• _Problem to work on_: Copy out the listing that follows exactly, dropping every picture.

• _Provided entries_:
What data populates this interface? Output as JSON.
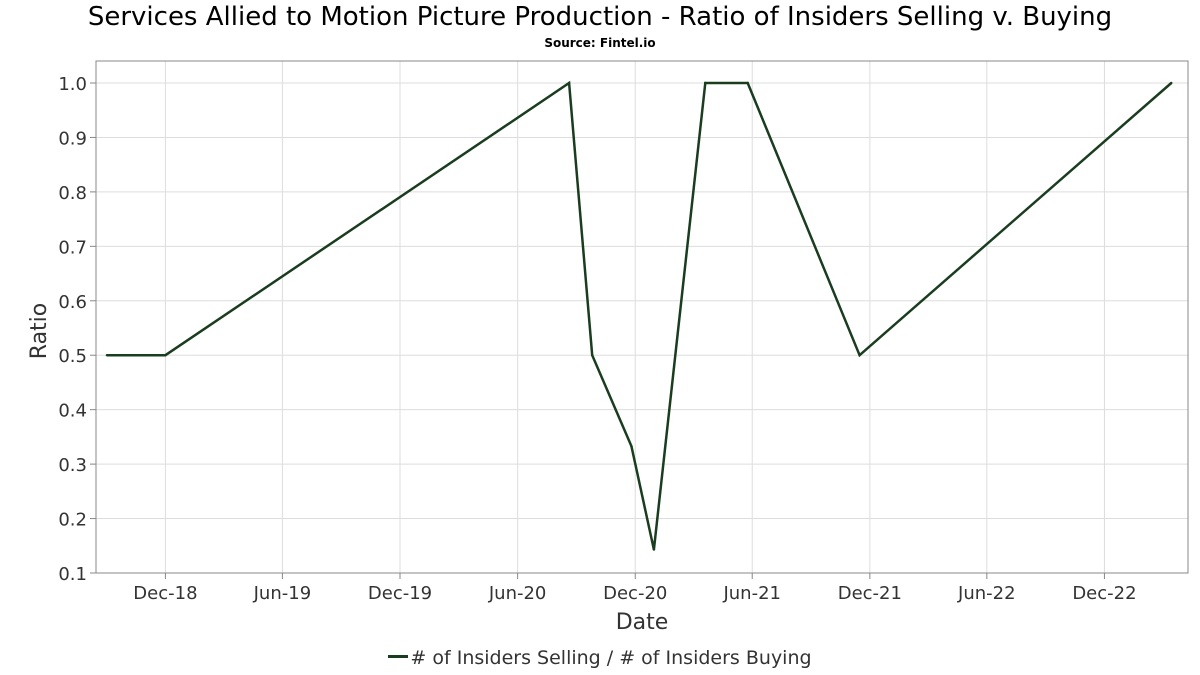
{
  "title": "Services Allied to Motion Picture Production - Ratio of Insiders Selling v. Buying",
  "subtitle": "Source: Fintel.io",
  "colors": {
    "line": "#1a3d1f",
    "grid": "#dddddd",
    "frame": "#888888",
    "text": "#333333"
  },
  "chart_data": {
    "type": "line",
    "xlabel": "Date",
    "ylabel": "Ratio",
    "ylim": [
      0.1,
      1.0
    ],
    "xlim": [
      "2018-08-15",
      "2023-04-10"
    ],
    "grid": true,
    "legend_position": "bottom",
    "x_ticks": [
      {
        "date": "2018-12-01",
        "label": "Dec-18"
      },
      {
        "date": "2019-06-01",
        "label": "Jun-19"
      },
      {
        "date": "2019-12-01",
        "label": "Dec-19"
      },
      {
        "date": "2020-06-01",
        "label": "Jun-20"
      },
      {
        "date": "2020-12-01",
        "label": "Dec-20"
      },
      {
        "date": "2021-06-01",
        "label": "Jun-21"
      },
      {
        "date": "2021-12-01",
        "label": "Dec-21"
      },
      {
        "date": "2022-06-01",
        "label": "Jun-22"
      },
      {
        "date": "2022-12-01",
        "label": "Dec-22"
      }
    ],
    "y_ticks": [
      {
        "value": 0.1,
        "label": "0.1"
      },
      {
        "value": 0.2,
        "label": "0.2"
      },
      {
        "value": 0.3,
        "label": "0.3"
      },
      {
        "value": 0.4,
        "label": "0.4"
      },
      {
        "value": 0.5,
        "label": "0.5"
      },
      {
        "value": 0.6,
        "label": "0.6"
      },
      {
        "value": 0.7,
        "label": "0.7"
      },
      {
        "value": 0.8,
        "label": "0.8"
      },
      {
        "value": 0.9,
        "label": "0.9"
      },
      {
        "value": 1.0,
        "label": "1.0"
      }
    ],
    "series": [
      {
        "name": "# of Insiders Selling / # of Insiders Buying",
        "points": [
          {
            "x": "2018-09-01",
            "y": 0.5
          },
          {
            "x": "2018-12-01",
            "y": 0.5
          },
          {
            "x": "2020-08-20",
            "y": 1.0
          },
          {
            "x": "2020-09-25",
            "y": 0.5
          },
          {
            "x": "2020-11-25",
            "y": 0.333
          },
          {
            "x": "2020-12-30",
            "y": 0.143
          },
          {
            "x": "2021-03-20",
            "y": 1.0
          },
          {
            "x": "2021-05-25",
            "y": 1.0
          },
          {
            "x": "2021-11-15",
            "y": 0.5
          },
          {
            "x": "2023-03-15",
            "y": 1.0
          }
        ]
      }
    ]
  }
}
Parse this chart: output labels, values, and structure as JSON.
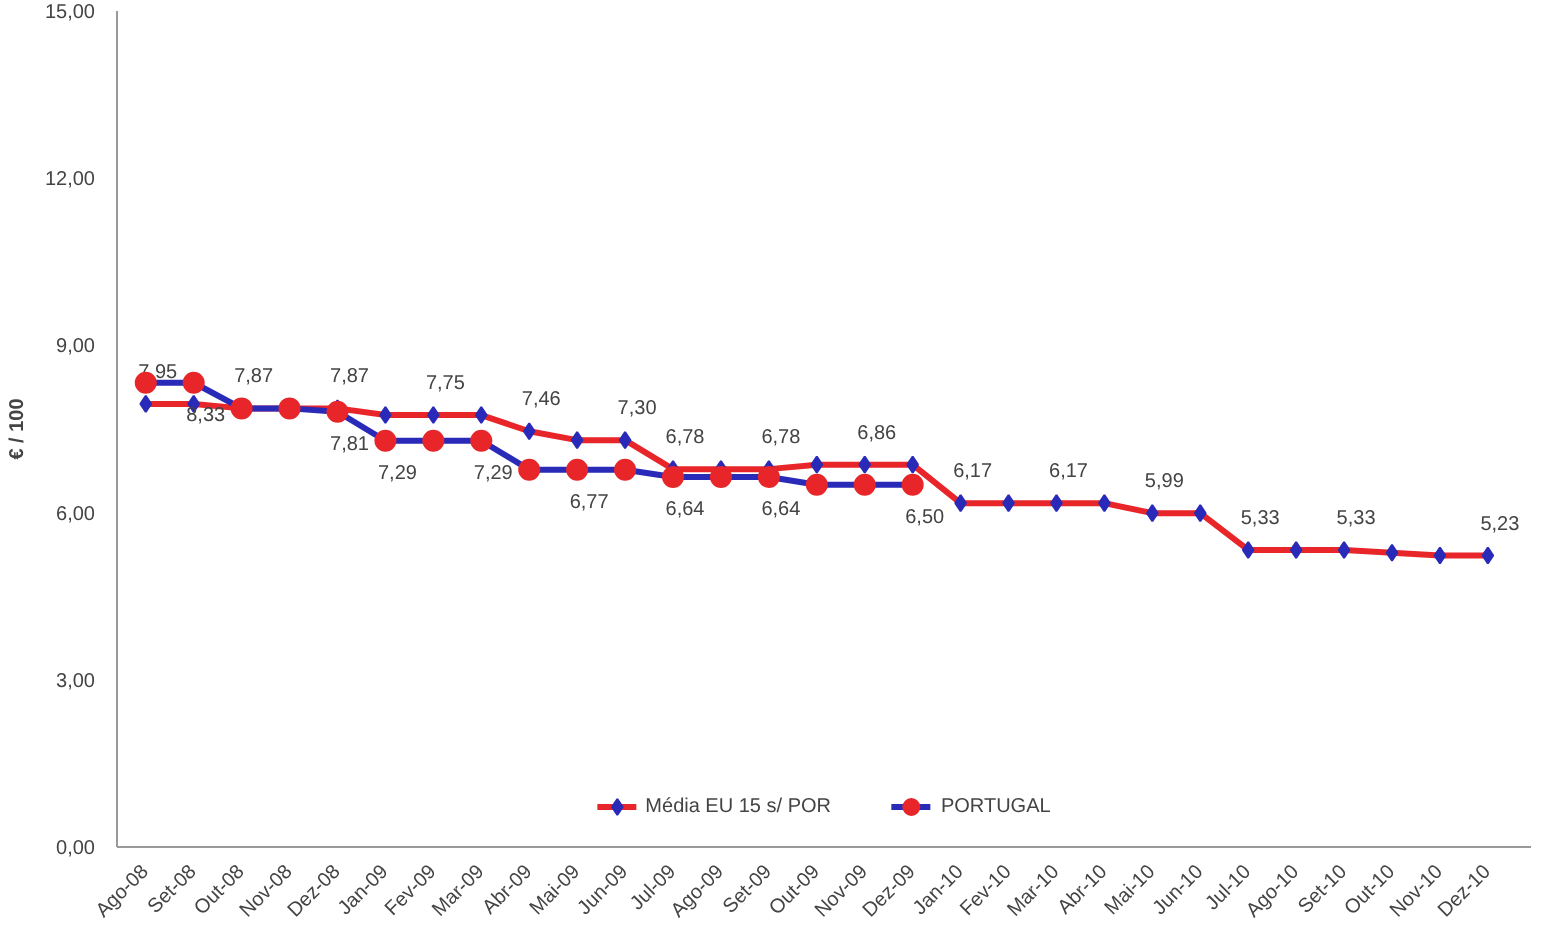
{
  "chart_data": {
    "type": "line",
    "ylabel": "€ / 100",
    "categories": [
      "Ago-08",
      "Set-08",
      "Out-08",
      "Nov-08",
      "Dez-08",
      "Jan-09",
      "Fev-09",
      "Mar-09",
      "Abr-09",
      "Mai-09",
      "Jun-09",
      "Jul-09",
      "Ago-09",
      "Set-09",
      "Out-09",
      "Nov-09",
      "Dez-09",
      "Jan-10",
      "Fev-10",
      "Mar-10",
      "Abr-10",
      "Mai-10",
      "Jun-10",
      "Jul-10",
      "Ago-10",
      "Set-10",
      "Out-10",
      "Nov-10",
      "Dez-10"
    ],
    "ylim": [
      0,
      15
    ],
    "yticks": [
      {
        "value": 0,
        "label": "0,00"
      },
      {
        "value": 3,
        "label": "3,00"
      },
      {
        "value": 6,
        "label": "6,00"
      },
      {
        "value": 9,
        "label": "9,00"
      },
      {
        "value": 12,
        "label": "12,00"
      },
      {
        "value": 15,
        "label": "15,00"
      }
    ],
    "grid": false,
    "legend": "bottom",
    "line_style": "solid",
    "series": [
      {
        "name": "Média EU 15 s/ POR",
        "color": "#e8262a",
        "marker": "diamond",
        "values": [
          7.95,
          7.95,
          7.87,
          7.87,
          7.87,
          7.75,
          7.75,
          7.75,
          7.46,
          7.3,
          7.3,
          6.78,
          6.78,
          6.78,
          6.86,
          6.86,
          6.86,
          6.17,
          6.17,
          6.17,
          6.17,
          5.99,
          5.99,
          5.33,
          5.33,
          5.33,
          5.28,
          5.23,
          5.23
        ],
        "value_labels": [
          "7,95",
          null,
          "7,87",
          null,
          "7,87",
          null,
          "7,75",
          null,
          "7,46",
          null,
          "7,30",
          "6,78",
          null,
          "6,78",
          null,
          "6,86",
          null,
          "6,17",
          null,
          "6,17",
          null,
          "5,99",
          null,
          "5,33",
          null,
          "5,33",
          null,
          null,
          "5,23"
        ]
      },
      {
        "name": "PORTUGAL",
        "color": "#2a2ab8",
        "marker": "circle",
        "values": [
          8.33,
          8.33,
          7.87,
          7.87,
          7.81,
          7.29,
          7.29,
          7.29,
          6.77,
          6.77,
          6.77,
          6.64,
          6.64,
          6.64,
          6.5,
          6.5,
          6.5,
          null,
          null,
          null,
          null,
          null,
          null,
          null,
          null,
          null,
          null,
          null,
          null
        ],
        "value_labels": [
          null,
          "8,33",
          null,
          null,
          "7,81",
          "7,29",
          null,
          "7,29",
          null,
          "6,77",
          null,
          "6,64",
          null,
          "6,64",
          null,
          null,
          "6,50",
          null,
          null,
          null,
          null,
          null,
          null,
          null,
          null,
          null,
          null,
          null,
          null
        ]
      }
    ]
  }
}
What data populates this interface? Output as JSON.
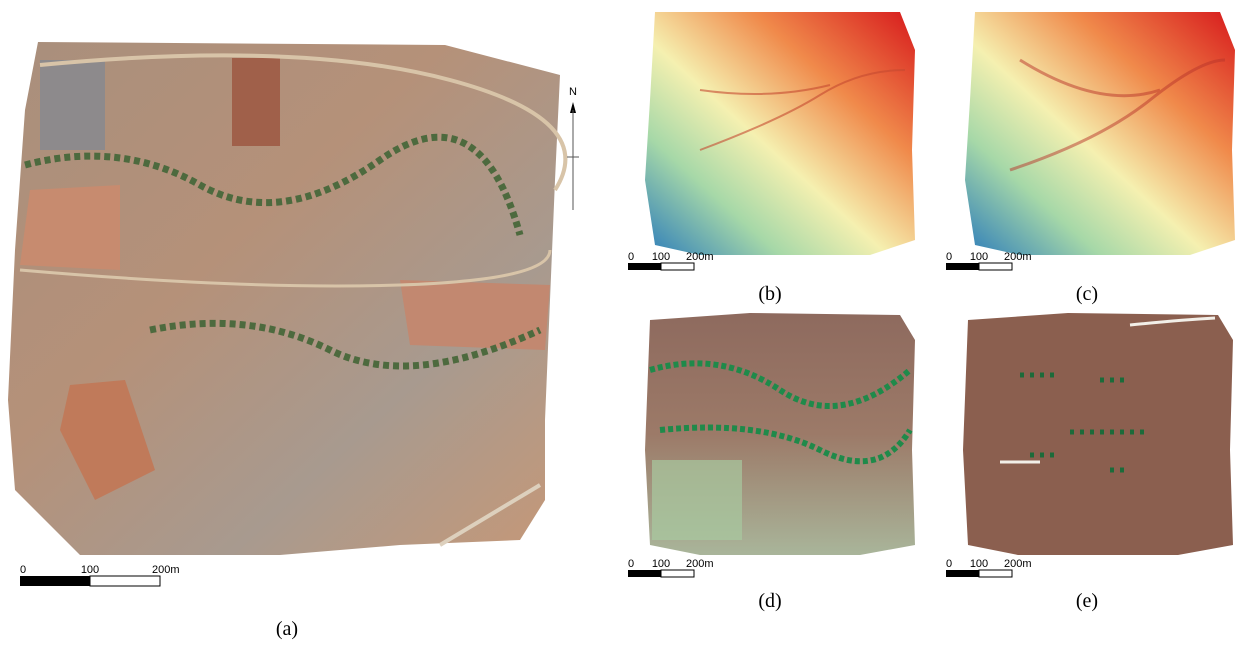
{
  "north": "N",
  "panels": [
    {
      "caption": "(a)",
      "scale": [
        "0",
        "100",
        "200m"
      ]
    },
    {
      "caption": "(b)",
      "scale": [
        "0",
        "100",
        "200m"
      ]
    },
    {
      "caption": "(c)",
      "scale": [
        "0",
        "100",
        "200m"
      ]
    },
    {
      "caption": "(d)",
      "scale": [
        "0",
        "100",
        "200m"
      ]
    },
    {
      "caption": "(e)",
      "scale": [
        "0",
        "100",
        "200m"
      ]
    }
  ]
}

• _Task solution_:
What data populates this interface? Output as JSON.
{
  "title": "Services Allied to Motion Picture Production - Ratio of Insiders Selling v. Buying",
  "subtitle": "Source: Fintel.io",
  "colors": {
    "line": "#1a3d1f",
    "grid": "#dddddd",
    "frame": "#888888",
    "text": "#333333"
  },
  "chart_data": {
    "type": "line",
    "xlabel": "Date",
    "ylabel": "Ratio",
    "ylim": [
      0.1,
      1.0
    ],
    "xlim": [
      "2018-08-15",
      "2023-04-10"
    ],
    "grid": true,
    "legend_position": "bottom",
    "x_ticks": [
      {
        "date": "2018-12-01",
        "label": "Dec-18"
      },
      {
        "date": "2019-06-01",
        "label": "Jun-19"
      },
      {
        "date": "2019-12-01",
        "label": "Dec-19"
      },
      {
        "date": "2020-06-01",
        "label": "Jun-20"
      },
      {
        "date": "2020-12-01",
        "label": "Dec-20"
      },
      {
        "date": "2021-06-01",
        "label": "Jun-21"
      },
      {
        "date": "2021-12-01",
        "label": "Dec-21"
      },
      {
        "date": "2022-06-01",
        "label": "Jun-22"
      },
      {
        "date": "2022-12-01",
        "label": "Dec-22"
      }
    ],
    "y_ticks": [
      {
        "value": 0.1,
        "label": "0.1"
      },
      {
        "value": 0.2,
        "label": "0.2"
      },
      {
        "value": 0.3,
        "label": "0.3"
      },
      {
        "value": 0.4,
        "label": "0.4"
      },
      {
        "value": 0.5,
        "label": "0.5"
      },
      {
        "value": 0.6,
        "label": "0.6"
      },
      {
        "value": 0.7,
        "label": "0.7"
      },
      {
        "value": 0.8,
        "label": "0.8"
      },
      {
        "value": 0.9,
        "label": "0.9"
      },
      {
        "value": 1.0,
        "label": "1.0"
      }
    ],
    "series": [
      {
        "name": "# of Insiders Selling / # of Insiders Buying",
        "points": [
          {
            "x": "2018-09-01",
            "y": 0.5
          },
          {
            "x": "2018-12-01",
            "y": 0.5
          },
          {
            "x": "2020-08-20",
            "y": 1.0
          },
          {
            "x": "2020-09-25",
            "y": 0.5
          },
          {
            "x": "2020-11-25",
            "y": 0.333
          },
          {
            "x": "2020-12-30",
            "y": 0.143
          },
          {
            "x": "2021-03-20",
            "y": 1.0
          },
          {
            "x": "2021-05-25",
            "y": 1.0
          },
          {
            "x": "2021-11-15",
            "y": 0.5
          },
          {
            "x": "2023-03-15",
            "y": 1.0
          }
        ]
      }
    ]
  }
}
Parse this chart: output labels, values, and structure as JSON.
{
  "chart_data": {
    "type": "line",
    "ylabel": "€ / 100",
    "categories": [
      "Ago-08",
      "Set-08",
      "Out-08",
      "Nov-08",
      "Dez-08",
      "Jan-09",
      "Fev-09",
      "Mar-09",
      "Abr-09",
      "Mai-09",
      "Jun-09",
      "Jul-09",
      "Ago-09",
      "Set-09",
      "Out-09",
      "Nov-09",
      "Dez-09",
      "Jan-10",
      "Fev-10",
      "Mar-10",
      "Abr-10",
      "Mai-10",
      "Jun-10",
      "Jul-10",
      "Ago-10",
      "Set-10",
      "Out-10",
      "Nov-10",
      "Dez-10"
    ],
    "ylim": [
      0,
      15
    ],
    "yticks": [
      {
        "value": 0,
        "label": "0,00"
      },
      {
        "value": 3,
        "label": "3,00"
      },
      {
        "value": 6,
        "label": "6,00"
      },
      {
        "value": 9,
        "label": "9,00"
      },
      {
        "value": 12,
        "label": "12,00"
      },
      {
        "value": 15,
        "label": "15,00"
      }
    ],
    "grid": false,
    "legend": "bottom",
    "line_style": "solid",
    "series": [
      {
        "name": "Média EU 15 s/ POR",
        "color": "#e8262a",
        "marker": "diamond",
        "values": [
          7.95,
          7.95,
          7.87,
          7.87,
          7.87,
          7.75,
          7.75,
          7.75,
          7.46,
          7.3,
          7.3,
          6.78,
          6.78,
          6.78,
          6.86,
          6.86,
          6.86,
          6.17,
          6.17,
          6.17,
          6.17,
          5.99,
          5.99,
          5.33,
          5.33,
          5.33,
          5.28,
          5.23,
          5.23
        ],
        "value_labels": [
          "7,95",
          null,
          "7,87",
          null,
          "7,87",
          null,
          "7,75",
          null,
          "7,46",
          null,
          "7,30",
          "6,78",
          null,
          "6,78",
          null,
          "6,86",
          null,
          "6,17",
          null,
          "6,17",
          null,
          "5,99",
          null,
          "5,33",
          null,
          "5,33",
          null,
          null,
          "5,23"
        ]
      },
      {
        "name": "PORTUGAL",
        "color": "#2a2ab8",
        "marker": "circle",
        "values": [
          8.33,
          8.33,
          7.87,
          7.87,
          7.81,
          7.29,
          7.29,
          7.29,
          6.77,
          6.77,
          6.77,
          6.64,
          6.64,
          6.64,
          6.5,
          6.5,
          6.5,
          null,
          null,
          null,
          null,
          null,
          null,
          null,
          null,
          null,
          null,
          null,
          null
        ],
        "value_labels": [
          null,
          "8,33",
          null,
          null,
          "7,81",
          "7,29",
          null,
          "7,29",
          null,
          "6,77",
          null,
          "6,64",
          null,
          "6,64",
          null,
          null,
          "6,50",
          null,
          null,
          null,
          null,
          null,
          null,
          null,
          null,
          null,
          null,
          null,
          null
        ]
      }
    ]
  }
}
What data populates this interface? Output as JSON.
{
  "north": "N",
  "panels": [
    {
      "caption": "(a)",
      "scale": [
        "0",
        "100",
        "200m"
      ]
    },
    {
      "caption": "(b)",
      "scale": [
        "0",
        "100",
        "200m"
      ]
    },
    {
      "caption": "(c)",
      "scale": [
        "0",
        "100",
        "200m"
      ]
    },
    {
      "caption": "(d)",
      "scale": [
        "0",
        "100",
        "200m"
      ]
    },
    {
      "caption": "(e)",
      "scale": [
        "0",
        "100",
        "200m"
      ]
    }
  ]
}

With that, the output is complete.